* SHORT TASK: Your task is to transcribe the data in full.

* GIVEN DATA:
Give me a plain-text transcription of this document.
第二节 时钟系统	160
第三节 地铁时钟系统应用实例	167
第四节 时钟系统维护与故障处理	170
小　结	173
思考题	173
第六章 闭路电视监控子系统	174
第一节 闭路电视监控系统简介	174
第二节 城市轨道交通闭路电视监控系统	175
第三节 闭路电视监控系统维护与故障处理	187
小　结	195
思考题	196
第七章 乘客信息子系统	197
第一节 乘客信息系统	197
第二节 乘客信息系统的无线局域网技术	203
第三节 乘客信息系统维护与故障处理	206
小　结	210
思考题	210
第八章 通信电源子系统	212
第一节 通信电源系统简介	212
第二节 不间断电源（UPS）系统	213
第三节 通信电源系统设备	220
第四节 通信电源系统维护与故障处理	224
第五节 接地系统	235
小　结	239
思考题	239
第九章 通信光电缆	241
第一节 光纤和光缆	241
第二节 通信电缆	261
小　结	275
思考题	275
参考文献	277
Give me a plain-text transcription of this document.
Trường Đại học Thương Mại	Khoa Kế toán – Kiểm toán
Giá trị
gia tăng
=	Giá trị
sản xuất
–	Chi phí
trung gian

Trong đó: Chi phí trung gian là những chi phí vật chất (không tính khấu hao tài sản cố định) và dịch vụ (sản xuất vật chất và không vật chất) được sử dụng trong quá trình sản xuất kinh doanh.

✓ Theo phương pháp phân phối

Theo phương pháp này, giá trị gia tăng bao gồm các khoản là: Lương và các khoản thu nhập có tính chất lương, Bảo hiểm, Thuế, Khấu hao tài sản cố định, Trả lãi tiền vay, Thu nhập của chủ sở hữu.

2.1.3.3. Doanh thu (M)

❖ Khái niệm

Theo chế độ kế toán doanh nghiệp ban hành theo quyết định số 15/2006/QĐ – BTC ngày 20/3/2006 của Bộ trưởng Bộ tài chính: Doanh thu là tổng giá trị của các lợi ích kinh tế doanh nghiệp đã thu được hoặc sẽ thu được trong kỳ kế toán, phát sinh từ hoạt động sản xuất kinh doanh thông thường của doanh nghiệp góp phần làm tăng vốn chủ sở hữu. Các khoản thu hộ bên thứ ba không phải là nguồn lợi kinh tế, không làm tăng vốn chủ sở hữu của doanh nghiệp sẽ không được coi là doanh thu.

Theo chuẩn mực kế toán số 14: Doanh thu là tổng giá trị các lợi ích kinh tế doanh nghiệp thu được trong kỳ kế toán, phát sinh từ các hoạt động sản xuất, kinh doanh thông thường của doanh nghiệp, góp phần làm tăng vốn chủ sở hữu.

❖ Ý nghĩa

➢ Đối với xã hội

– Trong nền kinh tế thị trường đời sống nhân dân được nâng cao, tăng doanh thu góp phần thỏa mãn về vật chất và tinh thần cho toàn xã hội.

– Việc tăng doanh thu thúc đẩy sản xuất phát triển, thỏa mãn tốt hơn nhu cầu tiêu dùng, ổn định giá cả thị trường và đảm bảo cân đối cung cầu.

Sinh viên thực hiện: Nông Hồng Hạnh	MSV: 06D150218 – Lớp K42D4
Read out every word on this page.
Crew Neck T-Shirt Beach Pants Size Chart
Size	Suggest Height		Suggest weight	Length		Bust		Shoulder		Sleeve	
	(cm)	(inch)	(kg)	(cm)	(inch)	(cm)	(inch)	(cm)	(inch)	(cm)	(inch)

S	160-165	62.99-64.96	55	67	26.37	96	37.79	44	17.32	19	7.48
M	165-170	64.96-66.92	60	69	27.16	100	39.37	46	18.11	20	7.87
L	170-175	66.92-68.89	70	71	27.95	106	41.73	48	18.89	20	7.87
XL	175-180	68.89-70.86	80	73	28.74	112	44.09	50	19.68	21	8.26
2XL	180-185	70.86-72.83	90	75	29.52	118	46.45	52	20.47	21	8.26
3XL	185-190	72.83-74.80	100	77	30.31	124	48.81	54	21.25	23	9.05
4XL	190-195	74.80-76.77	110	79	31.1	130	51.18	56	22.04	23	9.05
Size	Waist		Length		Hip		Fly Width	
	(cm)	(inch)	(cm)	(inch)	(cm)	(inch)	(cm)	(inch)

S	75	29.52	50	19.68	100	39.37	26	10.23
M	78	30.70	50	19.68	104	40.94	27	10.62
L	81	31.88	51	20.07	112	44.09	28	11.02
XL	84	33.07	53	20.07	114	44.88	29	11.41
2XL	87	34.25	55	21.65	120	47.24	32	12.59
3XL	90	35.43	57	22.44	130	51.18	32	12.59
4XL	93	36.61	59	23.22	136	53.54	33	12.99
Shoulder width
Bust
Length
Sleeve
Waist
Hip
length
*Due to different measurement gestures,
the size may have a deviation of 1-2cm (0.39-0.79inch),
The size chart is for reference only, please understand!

* SOLUTION FOR THIS EXERCISE:
Give me a plain-text transcription of this document.
第二节 时钟系统	160
第三节 地铁时钟系统应用实例	167
第四节 时钟系统维护与故障处理	170
小　结	173
思考题	173
第六章 闭路电视监控子系统	174
第一节 闭路电视监控系统简介	174
第二节 城市轨道交通闭路电视监控系统	175
第三节 闭路电视监控系统维护与故障处理	187
小　结	195
思考题	196
第七章 乘客信息子系统	197
第一节 乘客信息系统	197
第二节 乘客信息系统的无线局域网技术	203
第三节 乘客信息系统维护与故障处理	206
小　结	210
思考题	210
第八章 通信电源子系统	212
第一节 通信电源系统简介	212
第二节 不间断电源（UPS）系统	213
第三节 通信电源系统设备	220
第四节 通信电源系统维护与故障处理	224
第五节 接地系统	235
小　结	239
思考题	239
第九章 通信光电缆	241
第一节 光纤和光缆	241
第二节 通信电缆	261
小　结	275
思考题	275
参考文献	277
Give me a plain-text transcription of this document.
Trường Đại học Thương Mại	Khoa Kế toán – Kiểm toán
Giá trị
gia tăng
=	Giá trị
sản xuất
–	Chi phí
trung gian

Trong đó: Chi phí trung gian là những chi phí vật chất (không tính khấu hao tài sản cố định) và dịch vụ (sản xuất vật chất và không vật chất) được sử dụng trong quá trình sản xuất kinh doanh.

✓ Theo phương pháp phân phối

Theo phương pháp này, giá trị gia tăng bao gồm các khoản là: Lương và các khoản thu nhập có tính chất lương, Bảo hiểm, Thuế, Khấu hao tài sản cố định, Trả lãi tiền vay, Thu nhập của chủ sở hữu.

2.1.3.3. Doanh thu (M)

❖ Khái niệm

Theo chế độ kế toán doanh nghiệp ban hành theo quyết định số 15/2006/QĐ – BTC ngày 20/3/2006 của Bộ trưởng Bộ tài chính: Doanh thu là tổng giá trị của các lợi ích kinh tế doanh nghiệp đã thu được hoặc sẽ thu được trong kỳ kế toán, phát sinh từ hoạt động sản xuất kinh doanh thông thường của doanh nghiệp góp phần làm tăng vốn chủ sở hữu. Các khoản thu hộ bên thứ ba không phải là nguồn lợi kinh tế, không làm tăng vốn chủ sở hữu của doanh nghiệp sẽ không được coi là doanh thu.

Theo chuẩn mực kế toán số 14: Doanh thu là tổng giá trị các lợi ích kinh tế doanh nghiệp thu được trong kỳ kế toán, phát sinh từ các hoạt động sản xuất, kinh doanh thông thường của doanh nghiệp, góp phần làm tăng vốn chủ sở hữu.

❖ Ý nghĩa

➢ Đối với xã hội

– Trong nền kinh tế thị trường đời sống nhân dân được nâng cao, tăng doanh thu góp phần thỏa mãn về vật chất và tinh thần cho toàn xã hội.

– Việc tăng doanh thu thúc đẩy sản xuất phát triển, thỏa mãn tốt hơn nhu cầu tiêu dùng, ổn định giá cả thị trường và đảm bảo cân đối cung cầu.

Sinh viên thực hiện: Nông Hồng Hạnh	MSV: 06D150218 – Lớp K42D4
Read out every word on this page.
Crew Neck T-Shirt Beach Pants Size Chart
Size	Suggest Height		Suggest weight	Length		Bust		Shoulder		Sleeve	
	(cm)	(inch)	(kg)	(cm)	(inch)	(cm)	(inch)	(cm)	(inch)	(cm)	(inch)

S	160-165	62.99-64.96	55	67	26.37	96	37.79	44	17.32	19	7.48
M	165-170	64.96-66.92	60	69	27.16	100	39.37	46	18.11	20	7.87
L	170-175	66.92-68.89	70	71	27.95	106	41.73	48	18.89	20	7.87
XL	175-180	68.89-70.86	80	73	28.74	112	44.09	50	19.68	21	8.26
2XL	180-185	70.86-72.83	90	75	29.52	118	46.45	52	20.47	21	8.26
3XL	185-190	72.83-74.80	100	77	30.31	124	48.81	54	21.25	23	9.05
4XL	190-195	74.80-76.77	110	79	31.1	130	51.18	56	22.04	23	9.05
Size	Waist		Length		Hip		Fly Width	
	(cm)	(inch)	(cm)	(inch)	(cm)	(inch)	(cm)	(inch)

S	75	29.52	50	19.68	100	39.37	26	10.23
M	78	30.70	50	19.68	104	40.94	27	10.62
L	81	31.88	51	20.07	112	44.09	28	11.02
XL	84	33.07	53	20.07	114	44.88	29	11.41
2XL	87	34.25	55	21.65	120	47.24	32	12.59
3XL	90	35.43	57	22.44	130	51.18	32	12.59
4XL	93	36.61	59	23.22	136	53.54	33	12.99
Shoulder width
Bust
Length
Sleeve
Waist
Hip
length
*Due to different measurement gestures,
the size may have a deviation of 1-2cm (0.39-0.79inch),
The size chart is for reference only, please understand!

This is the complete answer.